── DATA ROWS
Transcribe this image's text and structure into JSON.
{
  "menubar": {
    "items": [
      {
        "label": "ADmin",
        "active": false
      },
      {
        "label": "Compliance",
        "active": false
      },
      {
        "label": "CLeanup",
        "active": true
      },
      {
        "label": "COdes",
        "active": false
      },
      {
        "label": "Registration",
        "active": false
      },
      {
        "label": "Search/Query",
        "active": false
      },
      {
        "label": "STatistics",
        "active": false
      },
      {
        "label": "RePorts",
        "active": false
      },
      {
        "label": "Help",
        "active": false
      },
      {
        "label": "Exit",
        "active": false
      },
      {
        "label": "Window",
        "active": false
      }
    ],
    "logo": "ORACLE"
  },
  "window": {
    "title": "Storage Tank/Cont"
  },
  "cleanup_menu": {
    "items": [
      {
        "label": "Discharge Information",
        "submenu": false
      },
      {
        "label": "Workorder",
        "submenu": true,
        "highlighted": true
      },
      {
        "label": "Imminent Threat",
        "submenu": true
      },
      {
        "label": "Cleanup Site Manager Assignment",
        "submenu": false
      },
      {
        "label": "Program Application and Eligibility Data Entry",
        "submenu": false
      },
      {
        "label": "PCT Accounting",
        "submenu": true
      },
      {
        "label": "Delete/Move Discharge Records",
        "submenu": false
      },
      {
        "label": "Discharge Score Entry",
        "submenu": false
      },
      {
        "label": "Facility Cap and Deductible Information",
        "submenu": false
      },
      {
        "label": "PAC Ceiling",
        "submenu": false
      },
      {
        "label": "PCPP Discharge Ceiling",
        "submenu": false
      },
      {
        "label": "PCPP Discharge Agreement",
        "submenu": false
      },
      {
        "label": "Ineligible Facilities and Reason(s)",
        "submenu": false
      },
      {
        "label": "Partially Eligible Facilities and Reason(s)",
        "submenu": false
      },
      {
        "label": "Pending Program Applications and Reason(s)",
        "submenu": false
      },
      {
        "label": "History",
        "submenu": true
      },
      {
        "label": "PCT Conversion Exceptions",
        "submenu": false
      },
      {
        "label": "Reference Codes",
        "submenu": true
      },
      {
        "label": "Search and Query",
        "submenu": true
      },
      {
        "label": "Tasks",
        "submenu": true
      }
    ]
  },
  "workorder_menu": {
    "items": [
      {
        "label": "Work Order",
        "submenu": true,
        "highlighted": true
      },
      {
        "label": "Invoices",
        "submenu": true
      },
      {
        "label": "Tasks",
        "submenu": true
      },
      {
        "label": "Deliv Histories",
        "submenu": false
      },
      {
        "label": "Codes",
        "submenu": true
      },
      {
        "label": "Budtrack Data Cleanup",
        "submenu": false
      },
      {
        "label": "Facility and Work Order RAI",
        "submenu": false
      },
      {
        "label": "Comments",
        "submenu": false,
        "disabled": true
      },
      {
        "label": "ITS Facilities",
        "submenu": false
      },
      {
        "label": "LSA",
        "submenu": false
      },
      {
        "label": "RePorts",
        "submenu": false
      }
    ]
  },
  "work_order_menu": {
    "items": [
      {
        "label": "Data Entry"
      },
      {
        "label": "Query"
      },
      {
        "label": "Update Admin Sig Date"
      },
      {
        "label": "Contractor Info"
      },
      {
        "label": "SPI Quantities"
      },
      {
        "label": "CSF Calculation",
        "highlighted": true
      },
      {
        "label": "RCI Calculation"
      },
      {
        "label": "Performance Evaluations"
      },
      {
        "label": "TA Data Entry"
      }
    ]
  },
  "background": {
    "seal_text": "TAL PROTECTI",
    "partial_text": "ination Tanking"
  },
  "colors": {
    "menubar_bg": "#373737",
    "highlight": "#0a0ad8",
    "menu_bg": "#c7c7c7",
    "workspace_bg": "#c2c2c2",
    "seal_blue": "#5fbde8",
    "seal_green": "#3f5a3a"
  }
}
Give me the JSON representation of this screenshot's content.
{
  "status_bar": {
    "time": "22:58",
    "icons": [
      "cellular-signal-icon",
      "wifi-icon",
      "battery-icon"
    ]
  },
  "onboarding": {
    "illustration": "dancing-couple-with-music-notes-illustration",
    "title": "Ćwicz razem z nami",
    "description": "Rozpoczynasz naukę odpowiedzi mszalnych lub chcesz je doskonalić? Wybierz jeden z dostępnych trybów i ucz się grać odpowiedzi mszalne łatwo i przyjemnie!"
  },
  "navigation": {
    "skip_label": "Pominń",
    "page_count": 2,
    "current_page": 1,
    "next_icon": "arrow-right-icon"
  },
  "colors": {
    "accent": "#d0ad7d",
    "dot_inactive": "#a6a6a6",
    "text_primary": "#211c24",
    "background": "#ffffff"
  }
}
────
**TASK GOAL:** Copy each line above that contains the string "Ceiling".

**SOLUTION TO THIS TASK:**
        "label": "PAC Ceiling",
        "label": "PCPP Discharge Ceiling",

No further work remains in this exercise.